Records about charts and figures

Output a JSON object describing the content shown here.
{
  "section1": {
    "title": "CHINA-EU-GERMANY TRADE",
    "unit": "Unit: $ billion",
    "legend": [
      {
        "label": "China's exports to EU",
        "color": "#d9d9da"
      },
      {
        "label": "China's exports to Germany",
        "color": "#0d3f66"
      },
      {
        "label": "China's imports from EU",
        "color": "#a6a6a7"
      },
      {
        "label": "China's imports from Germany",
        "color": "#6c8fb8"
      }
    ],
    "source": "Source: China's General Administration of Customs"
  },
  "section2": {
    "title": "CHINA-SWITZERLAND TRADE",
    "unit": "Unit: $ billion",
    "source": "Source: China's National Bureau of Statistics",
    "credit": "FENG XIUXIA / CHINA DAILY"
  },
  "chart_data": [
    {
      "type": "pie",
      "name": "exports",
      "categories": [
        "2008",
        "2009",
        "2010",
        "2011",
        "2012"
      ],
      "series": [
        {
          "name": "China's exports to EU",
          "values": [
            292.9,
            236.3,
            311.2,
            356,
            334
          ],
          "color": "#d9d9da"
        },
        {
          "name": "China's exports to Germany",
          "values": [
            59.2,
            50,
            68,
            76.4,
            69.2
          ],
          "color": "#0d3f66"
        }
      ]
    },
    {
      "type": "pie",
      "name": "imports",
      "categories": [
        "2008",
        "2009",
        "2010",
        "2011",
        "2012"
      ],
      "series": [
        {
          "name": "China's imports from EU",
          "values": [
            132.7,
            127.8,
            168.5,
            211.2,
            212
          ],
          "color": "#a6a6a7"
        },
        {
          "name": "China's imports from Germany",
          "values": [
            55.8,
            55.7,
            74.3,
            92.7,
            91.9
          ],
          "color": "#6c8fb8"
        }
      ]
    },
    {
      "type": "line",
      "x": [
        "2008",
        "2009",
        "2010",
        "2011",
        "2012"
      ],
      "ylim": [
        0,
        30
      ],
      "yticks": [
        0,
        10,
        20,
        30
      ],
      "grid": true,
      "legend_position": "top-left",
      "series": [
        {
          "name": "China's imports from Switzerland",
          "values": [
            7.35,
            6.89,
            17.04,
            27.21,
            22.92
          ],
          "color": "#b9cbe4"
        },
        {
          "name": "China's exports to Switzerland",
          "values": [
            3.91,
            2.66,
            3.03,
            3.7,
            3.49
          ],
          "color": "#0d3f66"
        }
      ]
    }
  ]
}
---
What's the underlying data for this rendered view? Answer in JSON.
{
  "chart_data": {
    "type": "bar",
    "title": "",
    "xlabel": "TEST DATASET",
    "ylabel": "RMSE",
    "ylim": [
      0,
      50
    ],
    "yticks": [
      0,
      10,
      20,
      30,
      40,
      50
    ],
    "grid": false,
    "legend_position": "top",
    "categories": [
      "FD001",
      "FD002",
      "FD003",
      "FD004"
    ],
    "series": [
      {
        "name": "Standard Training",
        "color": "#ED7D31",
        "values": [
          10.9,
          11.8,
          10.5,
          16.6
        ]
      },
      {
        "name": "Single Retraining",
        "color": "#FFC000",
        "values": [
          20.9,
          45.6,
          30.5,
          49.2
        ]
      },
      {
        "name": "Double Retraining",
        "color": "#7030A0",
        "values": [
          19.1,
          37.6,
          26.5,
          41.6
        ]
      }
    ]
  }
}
---
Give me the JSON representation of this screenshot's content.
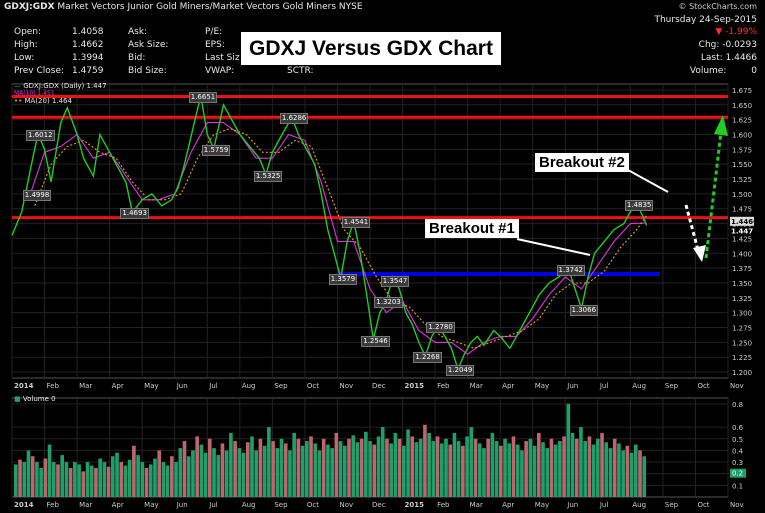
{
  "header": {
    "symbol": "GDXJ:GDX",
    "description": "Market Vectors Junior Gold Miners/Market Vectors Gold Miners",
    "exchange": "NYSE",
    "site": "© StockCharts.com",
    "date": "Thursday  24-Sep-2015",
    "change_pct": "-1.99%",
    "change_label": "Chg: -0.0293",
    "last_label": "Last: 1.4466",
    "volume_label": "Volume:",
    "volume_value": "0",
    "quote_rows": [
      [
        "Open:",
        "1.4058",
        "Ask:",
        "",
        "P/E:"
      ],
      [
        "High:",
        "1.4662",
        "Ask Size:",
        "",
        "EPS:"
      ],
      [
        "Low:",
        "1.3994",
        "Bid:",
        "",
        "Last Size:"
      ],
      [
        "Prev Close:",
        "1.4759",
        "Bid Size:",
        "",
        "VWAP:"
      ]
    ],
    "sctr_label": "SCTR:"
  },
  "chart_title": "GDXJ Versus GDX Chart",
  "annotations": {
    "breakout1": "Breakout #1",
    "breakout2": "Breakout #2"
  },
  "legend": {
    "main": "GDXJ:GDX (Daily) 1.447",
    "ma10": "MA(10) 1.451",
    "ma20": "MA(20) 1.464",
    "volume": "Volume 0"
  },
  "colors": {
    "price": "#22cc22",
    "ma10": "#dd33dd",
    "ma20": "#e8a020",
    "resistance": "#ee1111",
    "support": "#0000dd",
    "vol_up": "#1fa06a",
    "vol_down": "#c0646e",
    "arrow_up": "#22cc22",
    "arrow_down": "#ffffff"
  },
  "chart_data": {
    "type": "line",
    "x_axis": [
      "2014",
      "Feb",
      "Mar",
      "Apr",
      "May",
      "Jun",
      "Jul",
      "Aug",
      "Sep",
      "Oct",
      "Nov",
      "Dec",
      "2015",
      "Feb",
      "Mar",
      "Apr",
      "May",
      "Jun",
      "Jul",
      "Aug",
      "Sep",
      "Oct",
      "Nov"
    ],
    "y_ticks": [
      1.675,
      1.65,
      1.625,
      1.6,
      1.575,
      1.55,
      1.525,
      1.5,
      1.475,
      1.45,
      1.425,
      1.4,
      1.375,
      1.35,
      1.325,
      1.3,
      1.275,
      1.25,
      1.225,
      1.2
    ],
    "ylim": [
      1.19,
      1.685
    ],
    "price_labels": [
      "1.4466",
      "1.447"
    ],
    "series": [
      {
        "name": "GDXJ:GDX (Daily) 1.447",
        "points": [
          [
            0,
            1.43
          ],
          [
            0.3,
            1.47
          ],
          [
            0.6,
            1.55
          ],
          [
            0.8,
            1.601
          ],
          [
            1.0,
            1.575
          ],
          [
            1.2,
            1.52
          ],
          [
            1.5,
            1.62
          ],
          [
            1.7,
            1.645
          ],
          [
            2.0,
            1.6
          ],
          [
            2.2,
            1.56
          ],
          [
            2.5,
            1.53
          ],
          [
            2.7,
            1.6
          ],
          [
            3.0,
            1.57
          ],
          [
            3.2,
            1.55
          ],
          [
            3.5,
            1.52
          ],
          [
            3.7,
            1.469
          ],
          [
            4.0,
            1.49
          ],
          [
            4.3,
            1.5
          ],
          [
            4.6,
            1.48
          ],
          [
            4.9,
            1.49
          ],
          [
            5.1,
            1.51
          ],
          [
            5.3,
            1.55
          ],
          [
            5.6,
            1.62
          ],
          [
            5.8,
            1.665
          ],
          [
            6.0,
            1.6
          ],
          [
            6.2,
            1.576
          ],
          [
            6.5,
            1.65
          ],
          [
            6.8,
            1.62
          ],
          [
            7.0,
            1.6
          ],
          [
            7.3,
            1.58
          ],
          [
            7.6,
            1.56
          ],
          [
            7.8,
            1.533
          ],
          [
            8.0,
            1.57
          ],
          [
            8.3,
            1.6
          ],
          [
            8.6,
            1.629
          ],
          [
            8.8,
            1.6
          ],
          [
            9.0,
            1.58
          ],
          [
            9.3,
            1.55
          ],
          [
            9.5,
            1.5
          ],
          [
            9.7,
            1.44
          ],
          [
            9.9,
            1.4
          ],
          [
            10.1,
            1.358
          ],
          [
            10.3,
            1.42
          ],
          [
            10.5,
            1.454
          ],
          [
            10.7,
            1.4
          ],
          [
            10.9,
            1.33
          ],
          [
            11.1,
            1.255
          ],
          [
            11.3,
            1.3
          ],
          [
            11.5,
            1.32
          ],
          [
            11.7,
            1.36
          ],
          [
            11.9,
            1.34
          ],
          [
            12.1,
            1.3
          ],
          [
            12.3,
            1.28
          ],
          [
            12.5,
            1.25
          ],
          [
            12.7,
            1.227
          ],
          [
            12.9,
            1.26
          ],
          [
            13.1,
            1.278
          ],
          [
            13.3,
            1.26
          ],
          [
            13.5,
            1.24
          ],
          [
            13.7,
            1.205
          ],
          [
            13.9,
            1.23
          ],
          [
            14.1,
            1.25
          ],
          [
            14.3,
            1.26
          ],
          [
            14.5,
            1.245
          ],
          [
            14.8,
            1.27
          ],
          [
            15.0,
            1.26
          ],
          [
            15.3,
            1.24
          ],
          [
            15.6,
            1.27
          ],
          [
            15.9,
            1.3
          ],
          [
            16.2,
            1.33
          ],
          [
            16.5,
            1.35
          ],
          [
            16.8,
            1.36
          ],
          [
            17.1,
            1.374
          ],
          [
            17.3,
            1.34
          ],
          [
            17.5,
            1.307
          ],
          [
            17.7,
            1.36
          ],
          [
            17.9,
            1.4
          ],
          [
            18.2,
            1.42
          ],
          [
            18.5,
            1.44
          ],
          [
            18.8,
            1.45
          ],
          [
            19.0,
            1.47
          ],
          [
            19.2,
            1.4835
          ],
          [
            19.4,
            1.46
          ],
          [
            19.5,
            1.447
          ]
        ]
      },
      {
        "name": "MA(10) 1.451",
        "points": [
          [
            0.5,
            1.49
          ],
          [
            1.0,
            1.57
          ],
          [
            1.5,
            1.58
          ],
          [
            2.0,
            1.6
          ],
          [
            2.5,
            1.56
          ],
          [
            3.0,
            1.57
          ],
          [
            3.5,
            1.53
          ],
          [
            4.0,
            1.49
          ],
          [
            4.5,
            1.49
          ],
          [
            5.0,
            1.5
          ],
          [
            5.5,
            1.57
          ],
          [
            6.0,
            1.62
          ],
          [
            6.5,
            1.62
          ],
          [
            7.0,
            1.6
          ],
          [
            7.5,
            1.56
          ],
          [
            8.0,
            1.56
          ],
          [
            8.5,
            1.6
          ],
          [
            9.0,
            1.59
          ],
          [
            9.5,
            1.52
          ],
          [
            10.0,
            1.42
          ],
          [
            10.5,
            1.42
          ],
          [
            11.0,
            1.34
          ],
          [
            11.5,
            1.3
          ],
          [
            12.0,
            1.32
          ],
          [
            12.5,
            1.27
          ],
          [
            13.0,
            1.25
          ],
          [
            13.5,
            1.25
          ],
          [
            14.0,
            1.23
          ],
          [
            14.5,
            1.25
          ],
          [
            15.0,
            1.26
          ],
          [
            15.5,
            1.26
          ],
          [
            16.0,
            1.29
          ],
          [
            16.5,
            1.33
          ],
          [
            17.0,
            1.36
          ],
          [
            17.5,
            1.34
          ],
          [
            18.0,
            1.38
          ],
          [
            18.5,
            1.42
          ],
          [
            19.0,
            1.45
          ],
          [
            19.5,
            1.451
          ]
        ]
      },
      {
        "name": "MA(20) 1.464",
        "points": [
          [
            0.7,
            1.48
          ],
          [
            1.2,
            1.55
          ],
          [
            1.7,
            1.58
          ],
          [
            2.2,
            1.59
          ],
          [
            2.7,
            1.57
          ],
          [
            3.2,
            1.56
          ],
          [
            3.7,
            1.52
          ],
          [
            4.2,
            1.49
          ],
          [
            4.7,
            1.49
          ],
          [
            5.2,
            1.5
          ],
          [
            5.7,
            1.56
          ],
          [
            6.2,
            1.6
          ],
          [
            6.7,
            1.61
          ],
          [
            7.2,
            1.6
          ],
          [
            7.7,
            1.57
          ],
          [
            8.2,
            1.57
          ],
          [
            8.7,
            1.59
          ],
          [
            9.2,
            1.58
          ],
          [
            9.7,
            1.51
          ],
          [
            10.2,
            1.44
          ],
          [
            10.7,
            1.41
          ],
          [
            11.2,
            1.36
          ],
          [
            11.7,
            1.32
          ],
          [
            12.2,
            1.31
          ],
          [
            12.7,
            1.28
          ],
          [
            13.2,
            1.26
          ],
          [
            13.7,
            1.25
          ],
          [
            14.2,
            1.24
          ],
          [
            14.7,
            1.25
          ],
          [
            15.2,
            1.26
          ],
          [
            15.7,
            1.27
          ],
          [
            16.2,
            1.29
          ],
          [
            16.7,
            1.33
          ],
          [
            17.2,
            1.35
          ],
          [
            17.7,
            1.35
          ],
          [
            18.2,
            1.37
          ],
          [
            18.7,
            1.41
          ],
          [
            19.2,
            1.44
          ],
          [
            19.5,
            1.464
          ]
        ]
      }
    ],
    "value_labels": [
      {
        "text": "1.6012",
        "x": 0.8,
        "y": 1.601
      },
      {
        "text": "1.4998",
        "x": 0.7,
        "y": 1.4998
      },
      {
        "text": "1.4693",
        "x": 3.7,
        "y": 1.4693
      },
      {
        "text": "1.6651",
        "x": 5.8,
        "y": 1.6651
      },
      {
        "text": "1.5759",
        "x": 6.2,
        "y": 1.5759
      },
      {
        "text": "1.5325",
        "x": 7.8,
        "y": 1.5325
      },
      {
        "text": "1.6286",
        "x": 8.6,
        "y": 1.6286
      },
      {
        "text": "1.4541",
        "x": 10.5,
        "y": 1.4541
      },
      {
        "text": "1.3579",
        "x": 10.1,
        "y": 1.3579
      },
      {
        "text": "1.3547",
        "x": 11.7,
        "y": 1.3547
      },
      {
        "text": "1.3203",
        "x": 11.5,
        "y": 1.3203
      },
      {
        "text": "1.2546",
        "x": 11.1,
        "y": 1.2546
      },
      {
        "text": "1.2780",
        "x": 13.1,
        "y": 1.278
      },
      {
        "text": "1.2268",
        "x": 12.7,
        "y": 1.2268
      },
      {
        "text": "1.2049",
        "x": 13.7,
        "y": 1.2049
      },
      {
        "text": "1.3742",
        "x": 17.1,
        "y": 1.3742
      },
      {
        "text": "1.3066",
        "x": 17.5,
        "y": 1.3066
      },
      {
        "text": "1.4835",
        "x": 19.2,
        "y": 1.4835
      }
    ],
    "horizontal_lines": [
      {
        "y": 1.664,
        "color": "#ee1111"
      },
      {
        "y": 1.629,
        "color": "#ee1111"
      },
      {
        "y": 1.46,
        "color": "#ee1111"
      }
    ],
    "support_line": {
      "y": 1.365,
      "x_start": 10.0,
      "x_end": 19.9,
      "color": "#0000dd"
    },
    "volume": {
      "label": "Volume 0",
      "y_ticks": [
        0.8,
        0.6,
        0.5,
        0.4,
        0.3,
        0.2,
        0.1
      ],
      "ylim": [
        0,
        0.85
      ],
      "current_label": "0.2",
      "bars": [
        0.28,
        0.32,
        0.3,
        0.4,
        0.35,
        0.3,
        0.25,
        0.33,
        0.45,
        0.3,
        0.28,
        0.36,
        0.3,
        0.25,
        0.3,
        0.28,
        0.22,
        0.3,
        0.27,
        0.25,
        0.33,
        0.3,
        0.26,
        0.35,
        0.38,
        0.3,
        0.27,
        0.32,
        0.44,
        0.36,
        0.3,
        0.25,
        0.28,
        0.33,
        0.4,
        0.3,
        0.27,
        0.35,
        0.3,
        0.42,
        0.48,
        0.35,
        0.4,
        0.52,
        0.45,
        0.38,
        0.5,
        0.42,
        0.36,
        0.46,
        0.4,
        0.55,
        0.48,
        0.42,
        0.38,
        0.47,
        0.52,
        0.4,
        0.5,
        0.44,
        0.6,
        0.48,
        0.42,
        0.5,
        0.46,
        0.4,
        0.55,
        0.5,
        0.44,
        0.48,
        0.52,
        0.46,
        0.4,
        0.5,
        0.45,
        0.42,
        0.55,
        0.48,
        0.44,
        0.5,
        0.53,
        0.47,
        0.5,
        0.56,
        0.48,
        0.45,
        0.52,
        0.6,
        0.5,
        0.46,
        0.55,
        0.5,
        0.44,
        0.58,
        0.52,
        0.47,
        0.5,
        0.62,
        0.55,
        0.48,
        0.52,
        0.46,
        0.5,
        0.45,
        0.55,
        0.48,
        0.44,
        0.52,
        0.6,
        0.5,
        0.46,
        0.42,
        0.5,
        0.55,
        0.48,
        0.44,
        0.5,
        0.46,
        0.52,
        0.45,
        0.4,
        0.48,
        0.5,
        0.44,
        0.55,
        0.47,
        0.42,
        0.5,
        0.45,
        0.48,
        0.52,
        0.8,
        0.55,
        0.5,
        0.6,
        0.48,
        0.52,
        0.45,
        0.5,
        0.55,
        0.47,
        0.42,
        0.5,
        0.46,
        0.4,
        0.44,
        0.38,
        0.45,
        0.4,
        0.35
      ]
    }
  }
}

» **What you are asked to do**
From the data above, copy each line where the string "content" appears.

» **Task output**
Output a JSON object describing the content shown here.
Give me the JSON representation of this screenshot's content.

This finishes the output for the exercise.